▸ Testo fornito:
....

Per cominciare

A memoria del proletariato, ricordiamo ciò che scriveva l’Internazionale Comunista nel suo “Appello alla classe lavoratrice dell’America del Nord e del Sud”, nel 1920: “Il socialismo dell’America latina è arci-traditore delle masse. Esso è una cosa misera, riformista, un balocco della democrazia piccolo-borghese o uno sport di avventurieri militar-rivoluzionari. Smascherare questo socialismo, distruggere la sua influenza sulle masse, conquistare al comunismo gli elementi rivoluzionari – questo è il fondamentale compito rivoluzionario immediato” [1].

Il nostro giudizio, a distanza di un secolo, non è cambiato e non desta in noi alcuna meraviglia che ancor oggi si presenti “quella cosa misera, quel balocco” e che qualche delirante chavista continui a immaginare, negli ultimi eventi che toccano il Venezuela e preludono forse al “licenziamento” del democratico Maduro, una situazione in qualche modo pre-rivoluzionaria o, a seconda dei punti di vista, pre-controrivoluzionaria. Con la crisi economica e petrolifera e il crollo il cosiddetto “welfare bolivariano”, le manifestazioni politico-sociali si sono infatti estese, nelle manifestazioni più confuse, alle grandi città, trascinando da un versante all’altro un proletariato colpito aspramente dalla discesa inarrestabile dei salari e dallo scompaginamento dell’intero apparato produttivo. Tra opposte fazioni, costituite per lo più dalle classi medie e dal popolo minuto, sul terreno della lotta politica nazionale si è affacciato un nuovo contendente alla presidenza, Juan Guaidò, il capo del Parlamento, appoggiato all’estero da un’alleanza imperialista che va dal Brasile alla Colombia e dagli Usa ai paesi europei, cui si è contrapposta una sorta di schieramento con Cina, Russia, Turchia, Iran, Messico e Bolivia. Un bel gioco, quello del risiko mondiale!

....

▸ Righe fornite:
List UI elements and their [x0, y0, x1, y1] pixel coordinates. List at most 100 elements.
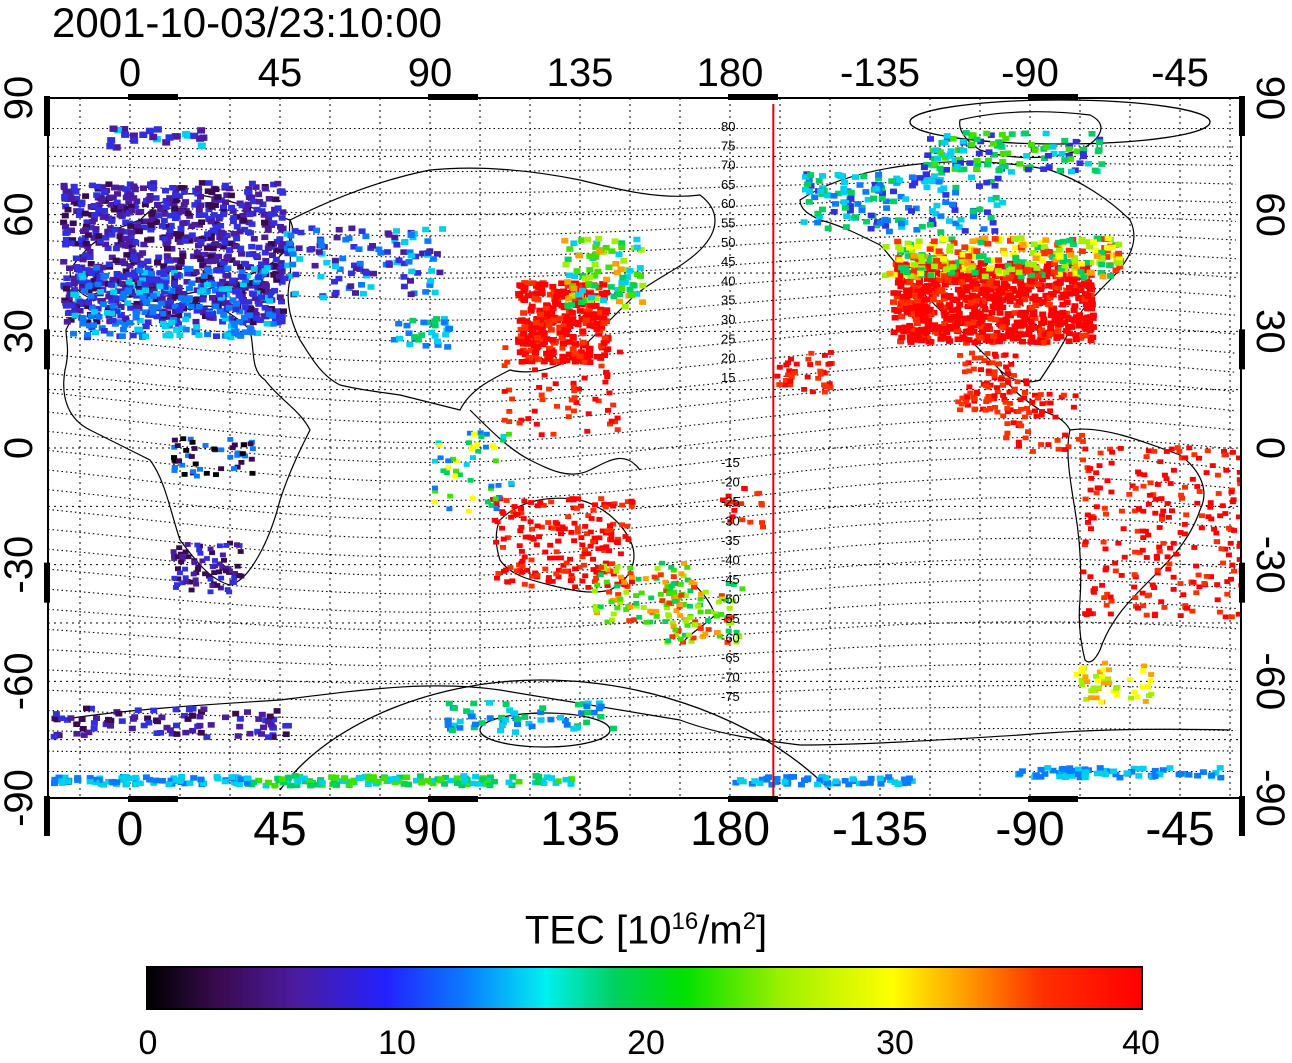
tec-cell: [1237, 481, 1241, 487]
tec-cell: [1000, 413, 1007, 419]
tec-cell: [1194, 772, 1202, 779]
tec-cell: [981, 282, 989, 288]
tec-cell: [112, 257, 120, 264]
tec-cell: [98, 184, 106, 190]
tec-cell: [1022, 435, 1029, 441]
tec-cell: [970, 366, 977, 372]
tec-cell: [830, 209, 838, 215]
tec-cell: [126, 263, 134, 269]
tec-cell: [193, 324, 201, 330]
tec-cell: [1037, 774, 1045, 780]
tec-cell: [550, 317, 558, 323]
tec-cell: [967, 326, 975, 332]
tec-cell: [1123, 770, 1131, 776]
tec-cell: [965, 337, 973, 343]
tec-cell: [979, 253, 987, 259]
tec-cell: [207, 576, 214, 582]
tec-cell: [172, 197, 180, 204]
tec-cell: [208, 215, 216, 222]
tec-cell: [940, 292, 948, 298]
tec-cell: [592, 295, 600, 301]
tec-cell: [547, 327, 555, 333]
tec-cell: [195, 207, 203, 213]
south-pole-contour-outer: [279, 679, 831, 791]
tec-cell: [118, 775, 126, 781]
tec-cell: [528, 557, 535, 563]
tec-cell: [396, 335, 403, 342]
tec-cell: [113, 271, 121, 277]
tec-cell: [882, 198, 890, 205]
tec-cell: [1084, 679, 1091, 685]
tec-cell: [1135, 773, 1143, 779]
tec-cell: [278, 313, 286, 320]
tec-cell: [207, 546, 214, 552]
tec-cell: [467, 709, 474, 716]
tec-cell: [505, 431, 512, 437]
tec-cell: [1228, 576, 1234, 582]
tec-cell: [219, 552, 226, 558]
tec-cell: [731, 508, 738, 513]
tec-cell: [241, 226, 249, 233]
tec-cell: [883, 205, 891, 211]
tec-cell: [1102, 660, 1108, 666]
tec-cell: [102, 235, 110, 241]
tec-cell: [66, 289, 74, 295]
tec-cell: [183, 312, 191, 319]
tec-cell: [96, 267, 104, 274]
tec-cell: [81, 299, 89, 306]
tec-cell: [234, 453, 241, 458]
tec-cell: [556, 359, 564, 365]
tec-cell: [203, 734, 211, 740]
tec-cell: [414, 270, 422, 276]
tec-cell: [583, 703, 591, 709]
tec-cell: [117, 203, 125, 210]
tec-cell: [545, 520, 552, 525]
tec-cell: [1084, 512, 1091, 518]
tec-cell: [117, 212, 125, 218]
contour-label: 50: [721, 235, 735, 250]
tec-cell: [982, 383, 989, 389]
tec-cell: [1023, 316, 1030, 322]
tec-cell: [516, 318, 524, 324]
tec-cell: [229, 277, 237, 284]
tec-cell: [440, 468, 447, 474]
tec-cell: [960, 147, 967, 154]
tec-cell: [1043, 339, 1051, 345]
tec-cell: [165, 331, 173, 337]
tec-cell: [315, 249, 323, 255]
tec-cell: [902, 196, 910, 202]
tec-cell: [1224, 591, 1231, 597]
tec-cell: [153, 730, 161, 736]
tec-cell: [569, 355, 577, 361]
tec-cell: [1131, 689, 1138, 695]
tec-cell: [569, 346, 577, 352]
tec-cell: [447, 493, 454, 499]
tec-cell: [82, 227, 90, 233]
tec-cell: [107, 202, 115, 208]
tec-cell: [816, 214, 823, 220]
tec-cell: [1002, 316, 1010, 323]
tec-cell: [265, 311, 273, 318]
tec-cell: [129, 132, 138, 139]
tec-cell: [1157, 459, 1164, 465]
tec-cell: [255, 274, 263, 281]
tec-cell: [537, 500, 544, 505]
tec-cell: [144, 273, 152, 280]
tec-cell: [192, 461, 199, 467]
tec-cell: [604, 528, 611, 534]
tec-cell: [352, 290, 359, 296]
contour-label: 70: [721, 158, 735, 173]
tec-cell: [687, 588, 694, 594]
tec-cell: [258, 731, 265, 737]
tec-cell: [647, 608, 654, 614]
tec-cell: [583, 719, 591, 726]
tec-cell: [913, 297, 921, 304]
tec-cell: [313, 227, 321, 234]
tec-cell: [996, 236, 1004, 242]
tec-cell: [178, 208, 186, 215]
tec-cell: [971, 306, 979, 312]
tec-cell: [422, 289, 430, 295]
tec-cell: [265, 718, 272, 725]
tec-cell: [902, 306, 910, 312]
tec-cell: [1002, 399, 1009, 405]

....

▸ Cosa farai:
Nel testo sul Venezuela, quali paesi compongono lo schieramento contrapposto all'alleanza che sostiene Juan Guaidò? Elencali tutti. Le righe non hanno alcun legame con il testo.

▸ Soluzione:
Cina, Russia, Turchia, Iran, Messico, Bolivia.